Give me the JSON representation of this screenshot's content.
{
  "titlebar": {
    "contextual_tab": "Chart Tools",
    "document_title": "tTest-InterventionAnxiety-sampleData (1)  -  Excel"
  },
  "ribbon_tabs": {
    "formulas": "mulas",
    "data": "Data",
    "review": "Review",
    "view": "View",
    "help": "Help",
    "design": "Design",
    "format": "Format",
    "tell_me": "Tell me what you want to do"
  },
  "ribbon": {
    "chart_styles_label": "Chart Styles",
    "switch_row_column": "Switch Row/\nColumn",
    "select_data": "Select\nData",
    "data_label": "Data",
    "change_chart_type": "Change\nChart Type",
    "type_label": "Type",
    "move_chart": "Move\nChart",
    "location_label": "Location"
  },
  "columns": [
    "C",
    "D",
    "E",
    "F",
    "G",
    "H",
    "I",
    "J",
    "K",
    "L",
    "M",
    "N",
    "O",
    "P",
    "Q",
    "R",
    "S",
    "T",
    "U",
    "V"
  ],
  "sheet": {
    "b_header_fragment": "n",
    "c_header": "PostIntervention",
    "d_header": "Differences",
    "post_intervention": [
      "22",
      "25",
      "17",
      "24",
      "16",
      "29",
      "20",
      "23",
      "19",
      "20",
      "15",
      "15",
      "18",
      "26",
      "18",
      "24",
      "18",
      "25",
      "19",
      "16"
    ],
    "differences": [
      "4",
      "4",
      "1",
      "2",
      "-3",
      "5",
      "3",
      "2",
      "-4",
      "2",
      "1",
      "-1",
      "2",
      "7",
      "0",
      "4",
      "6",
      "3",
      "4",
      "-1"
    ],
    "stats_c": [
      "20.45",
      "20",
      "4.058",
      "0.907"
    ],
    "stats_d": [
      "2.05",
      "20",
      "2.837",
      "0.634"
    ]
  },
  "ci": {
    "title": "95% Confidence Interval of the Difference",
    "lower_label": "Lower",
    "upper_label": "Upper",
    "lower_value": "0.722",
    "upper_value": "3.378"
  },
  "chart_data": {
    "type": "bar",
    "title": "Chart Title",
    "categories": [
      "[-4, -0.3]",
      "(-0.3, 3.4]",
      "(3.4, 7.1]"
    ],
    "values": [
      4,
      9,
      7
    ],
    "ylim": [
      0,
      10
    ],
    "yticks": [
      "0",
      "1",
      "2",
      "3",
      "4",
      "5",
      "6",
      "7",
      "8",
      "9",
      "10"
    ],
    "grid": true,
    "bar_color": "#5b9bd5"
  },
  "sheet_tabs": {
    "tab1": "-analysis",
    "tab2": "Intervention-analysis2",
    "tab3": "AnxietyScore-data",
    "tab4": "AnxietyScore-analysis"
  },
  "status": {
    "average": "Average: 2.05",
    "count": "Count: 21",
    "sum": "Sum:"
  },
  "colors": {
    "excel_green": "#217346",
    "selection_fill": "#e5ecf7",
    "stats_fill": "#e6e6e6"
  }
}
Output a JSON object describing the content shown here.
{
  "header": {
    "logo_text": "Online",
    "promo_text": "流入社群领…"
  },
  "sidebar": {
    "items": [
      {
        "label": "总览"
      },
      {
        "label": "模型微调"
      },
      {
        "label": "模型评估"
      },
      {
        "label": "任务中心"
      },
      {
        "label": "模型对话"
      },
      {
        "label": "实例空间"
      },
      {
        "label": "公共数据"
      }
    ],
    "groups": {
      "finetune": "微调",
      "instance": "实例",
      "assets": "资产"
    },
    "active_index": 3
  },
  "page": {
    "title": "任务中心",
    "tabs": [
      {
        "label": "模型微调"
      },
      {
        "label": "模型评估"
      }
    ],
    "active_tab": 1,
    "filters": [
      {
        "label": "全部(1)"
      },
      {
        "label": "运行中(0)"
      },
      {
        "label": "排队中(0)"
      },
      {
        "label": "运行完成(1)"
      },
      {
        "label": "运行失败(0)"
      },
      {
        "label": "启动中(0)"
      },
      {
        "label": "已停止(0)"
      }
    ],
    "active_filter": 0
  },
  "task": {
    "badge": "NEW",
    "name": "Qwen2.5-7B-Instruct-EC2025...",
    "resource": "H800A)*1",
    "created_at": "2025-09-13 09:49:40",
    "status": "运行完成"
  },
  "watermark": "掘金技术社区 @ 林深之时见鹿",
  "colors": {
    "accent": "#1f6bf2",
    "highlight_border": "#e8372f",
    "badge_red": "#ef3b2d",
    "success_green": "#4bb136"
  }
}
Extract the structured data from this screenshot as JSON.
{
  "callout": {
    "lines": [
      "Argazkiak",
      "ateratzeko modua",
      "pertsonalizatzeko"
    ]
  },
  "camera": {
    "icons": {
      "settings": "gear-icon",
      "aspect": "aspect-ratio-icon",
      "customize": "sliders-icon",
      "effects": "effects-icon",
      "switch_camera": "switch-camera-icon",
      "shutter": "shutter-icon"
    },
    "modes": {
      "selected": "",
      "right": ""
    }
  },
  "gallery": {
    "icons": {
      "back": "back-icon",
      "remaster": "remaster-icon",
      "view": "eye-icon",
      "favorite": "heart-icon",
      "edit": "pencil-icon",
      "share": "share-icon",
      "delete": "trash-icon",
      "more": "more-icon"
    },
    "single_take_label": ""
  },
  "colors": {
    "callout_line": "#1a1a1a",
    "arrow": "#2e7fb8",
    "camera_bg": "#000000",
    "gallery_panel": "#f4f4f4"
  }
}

▸ TO BE DONE: Go over the data above and copy every line that has the word "this" in it.

▸ RESPONSE TO THE TASK:
Give me the JSON representation of this screenshot's content.
Extract the structured data from this screenshot as JSON.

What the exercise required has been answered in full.